[START Stored records]
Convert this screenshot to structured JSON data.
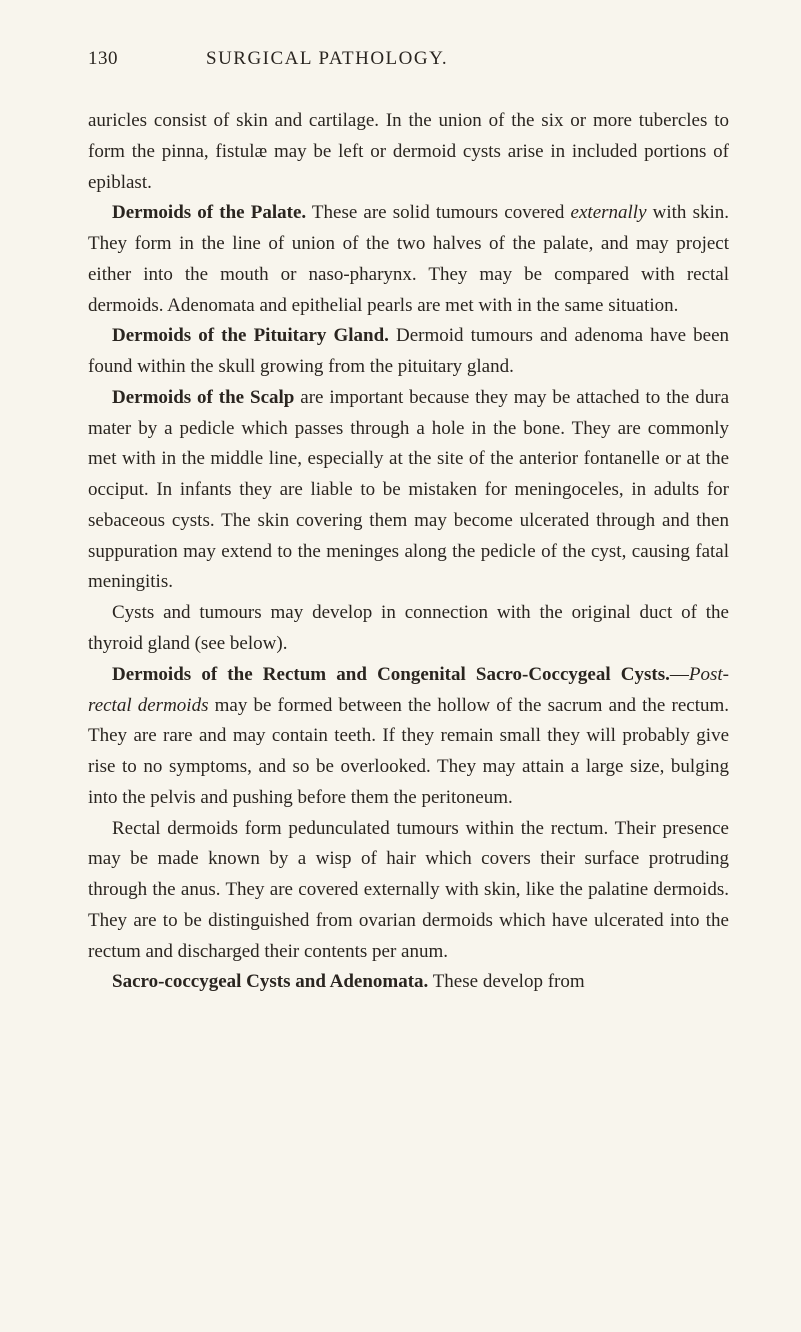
{
  "page": {
    "number": "130",
    "running_title": "SURGICAL PATHOLOGY.",
    "background_color": "#f8f5ed",
    "text_color": "#2a2520",
    "body_fontsize": 19,
    "line_height": 1.62
  },
  "paragraphs": {
    "p1": {
      "text": "auricles consist of skin and cartilage. In the union of the six or more tubercles to form the pinna, fistulæ may be left or dermoid cysts arise in included portions of epiblast."
    },
    "p2": {
      "heading": "Dermoids of the Palate.",
      "pre_italic": " These are solid tumours covered ",
      "italic": "externally",
      "post_italic": " with skin. They form in the line of union of the two halves of the palate, and may project either into the mouth or naso-pharynx. They may be compared with rectal dermoids. Adenomata and epithelial pearls are met with in the same situation."
    },
    "p3": {
      "heading": "Dermoids of the Pituitary Gland.",
      "rest": " Dermoid tumours and adenoma have been found within the skull growing from the pituitary gland."
    },
    "p4": {
      "heading": "Dermoids of the Scalp",
      "rest": " are important because they may be attached to the dura mater by a pedicle which passes through a hole in the bone. They are commonly met with in the middle line, especially at the site of the anterior fontanelle or at the occiput. In infants they are liable to be mistaken for meningoceles, in adults for sebaceous cysts. The skin covering them may become ulcerated through and then suppuration may extend to the meninges along the pedicle of the cyst, causing fatal meningitis."
    },
    "p5": {
      "text": "Cysts and tumours may develop in connection with the original duct of the thyroid gland (see below)."
    },
    "p6": {
      "heading": "Dermoids of the Rectum and Congenital Sacro-Coccygeal Cysts.",
      "dash": "—",
      "italic": "Post-rectal dermoids",
      "rest": " may be formed between the hollow of the sacrum and the rectum. They are rare and may contain teeth. If they remain small they will probably give rise to no symptoms, and so be overlooked. They may attain a large size, bulging into the pelvis and pushing before them the peritoneum."
    },
    "p7": {
      "text": "Rectal dermoids form pedunculated tumours within the rectum. Their presence may be made known by a wisp of hair which covers their surface protruding through the anus. They are covered externally with skin, like the palatine dermoids. They are to be distinguished from ovarian dermoids which have ulcerated into the rectum and discharged their contents per anum."
    },
    "p8": {
      "heading": "Sacro-coccygeal Cysts and Adenomata.",
      "rest": " These develop from"
    }
  }
}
[END Stored records]
* [Written problem] Collect each line of the entries that has the word "heading", copying it in full.

* [Complete response]
      "heading": "Dermoids of the Palate.",
      "heading": "Dermoids of the Pituitary Gland.",
      "heading": "Dermoids of the Scalp",
      "heading": "Dermoids of the Rectum and Congenital Sacro-Coccygeal Cysts.",
      "heading": "Sacro-coccygeal Cysts and Adenomata.",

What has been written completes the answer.